RECORDS FOR THIS EXERCISE.
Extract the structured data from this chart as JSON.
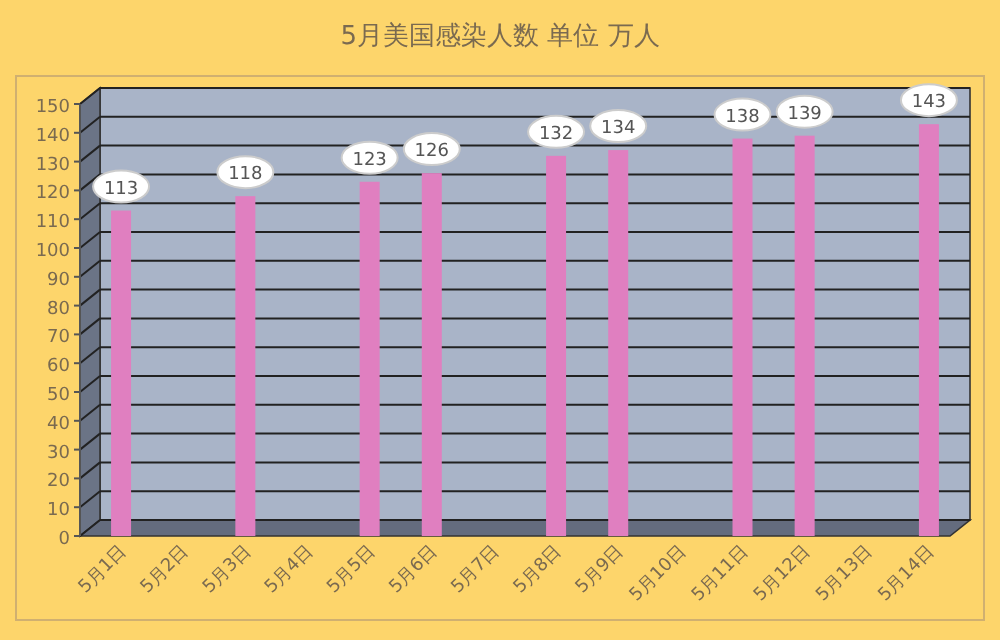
{
  "chart_data": {
    "type": "bar",
    "title": "5月美国感染人数 单位 万人",
    "categories": [
      "5月1日",
      "5月2日",
      "5月3日",
      "5月4日",
      "5月5日",
      "5月6日",
      "5月7日",
      "5月8日",
      "5月9日",
      "5月10日",
      "5月11日",
      "5月12日",
      "5月13日",
      "5月14日"
    ],
    "values": [
      113,
      null,
      118,
      null,
      123,
      126,
      null,
      132,
      134,
      null,
      138,
      139,
      null,
      143
    ],
    "color": "#e07fc0",
    "ylim": [
      0,
      150
    ],
    "yticks": [
      0,
      10,
      20,
      30,
      40,
      50,
      60,
      70,
      80,
      90,
      100,
      110,
      120,
      130,
      140,
      150
    ],
    "grid": "y",
    "data_labels": true
  }
}
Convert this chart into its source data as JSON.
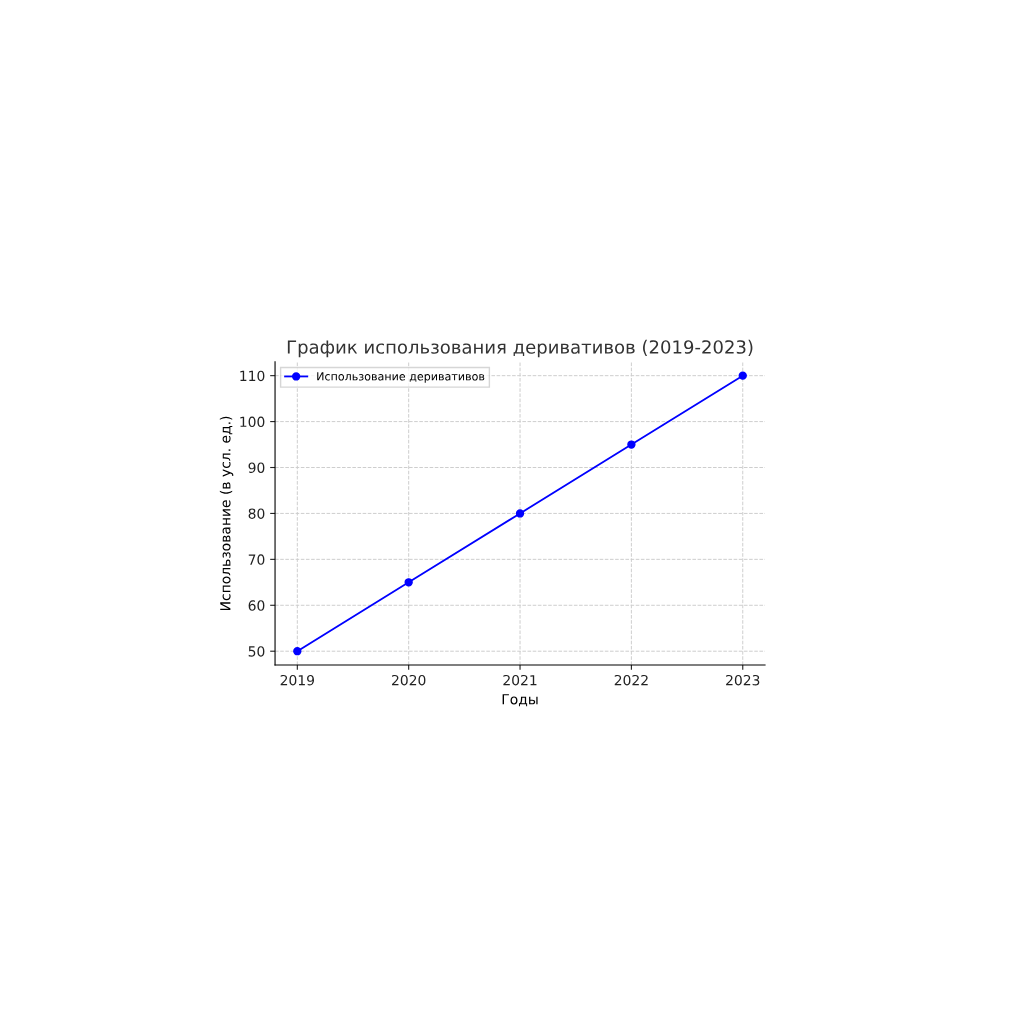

WORK INSTRUCTIONS. Copy all lines from the entries that contain the word "JSON".

EXERCISE RESULT.
Extract the structured data from this chart as JSON.
Convert this chart into its source data as JSON.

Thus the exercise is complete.